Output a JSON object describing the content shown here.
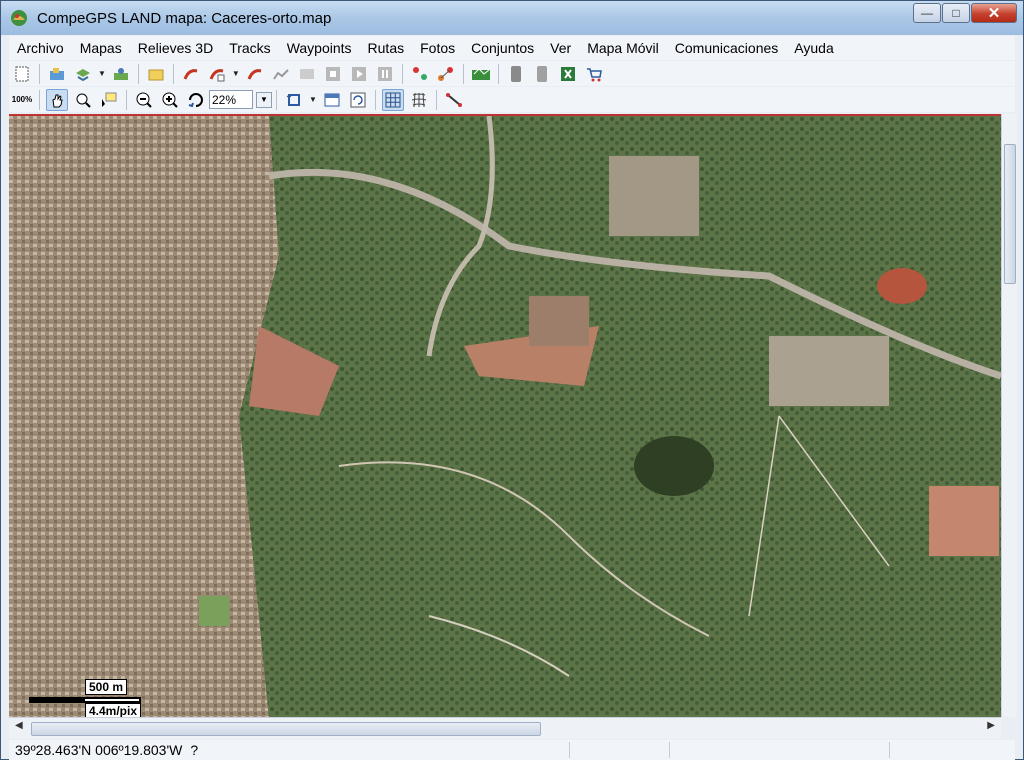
{
  "window": {
    "title": "CompeGPS LAND mapa: Caceres-orto.map"
  },
  "menu": [
    "Archivo",
    "Mapas",
    "Relieves 3D",
    "Tracks",
    "Waypoints",
    "Rutas",
    "Fotos",
    "Conjuntos",
    "Ver",
    "Mapa Móvil",
    "Comunicaciones",
    "Ayuda"
  ],
  "toolbar": {
    "zoom_value": "22%",
    "zoom_reset_label": "100%"
  },
  "map": {
    "scale_distance": "500 m",
    "scale_resolution": "4.4m/pix"
  },
  "status": {
    "coordinates": "39º28.463'N 006º19.803'W",
    "hint": "?"
  },
  "colors": {
    "titlebar": "#a9c6e6",
    "accent_border": "#b33333",
    "map_green": "#4f6b3a",
    "urban": "#a8937a"
  },
  "icons": [
    "app-icon",
    "new-map-icon",
    "open-map-icon",
    "map-layers-icon",
    "satellite-icon",
    "folder-icon",
    "track-open-icon",
    "track-new-icon",
    "track-edit-icon",
    "track-profile-icon",
    "stop-icon",
    "play-icon",
    "pause-icon",
    "waypoint-icon",
    "route-icon",
    "3d-view-icon",
    "gps-send-icon",
    "gps-receive-icon",
    "excel-icon",
    "shop-icon",
    "zoom-100-icon",
    "pan-hand-icon",
    "zoom-tool-icon",
    "select-tool-icon",
    "zoom-out-icon",
    "zoom-in-icon",
    "zoom-all-icon",
    "rotate-icon",
    "layer-icon",
    "refresh-icon",
    "grid-icon",
    "geo-grid-icon",
    "measure-icon"
  ]
}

- _The request_
Repeat each entry exactly as it appears; skip any picture.

- _Expected answer_
Output a JSON object describing the content shown here.
{
  "window": {
    "title": "CompeGPS LAND mapa: Caceres-orto.map"
  },
  "menu": [
    "Archivo",
    "Mapas",
    "Relieves 3D",
    "Tracks",
    "Waypoints",
    "Rutas",
    "Fotos",
    "Conjuntos",
    "Ver",
    "Mapa Móvil",
    "Comunicaciones",
    "Ayuda"
  ],
  "toolbar": {
    "zoom_value": "22%",
    "zoom_reset_label": "100%"
  },
  "map": {
    "scale_distance": "500 m",
    "scale_resolution": "4.4m/pix"
  },
  "status": {
    "coordinates": "39º28.463'N 006º19.803'W",
    "hint": "?"
  },
  "colors": {
    "titlebar": "#a9c6e6",
    "accent_border": "#b33333",
    "map_green": "#4f6b3a",
    "urban": "#a8937a"
  },
  "icons": [
    "app-icon",
    "new-map-icon",
    "open-map-icon",
    "map-layers-icon",
    "satellite-icon",
    "folder-icon",
    "track-open-icon",
    "track-new-icon",
    "track-edit-icon",
    "track-profile-icon",
    "stop-icon",
    "play-icon",
    "pause-icon",
    "waypoint-icon",
    "route-icon",
    "3d-view-icon",
    "gps-send-icon",
    "gps-receive-icon",
    "excel-icon",
    "shop-icon",
    "zoom-100-icon",
    "pan-hand-icon",
    "zoom-tool-icon",
    "select-tool-icon",
    "zoom-out-icon",
    "zoom-in-icon",
    "zoom-all-icon",
    "rotate-icon",
    "layer-icon",
    "refresh-icon",
    "grid-icon",
    "geo-grid-icon",
    "measure-icon"
  ]
}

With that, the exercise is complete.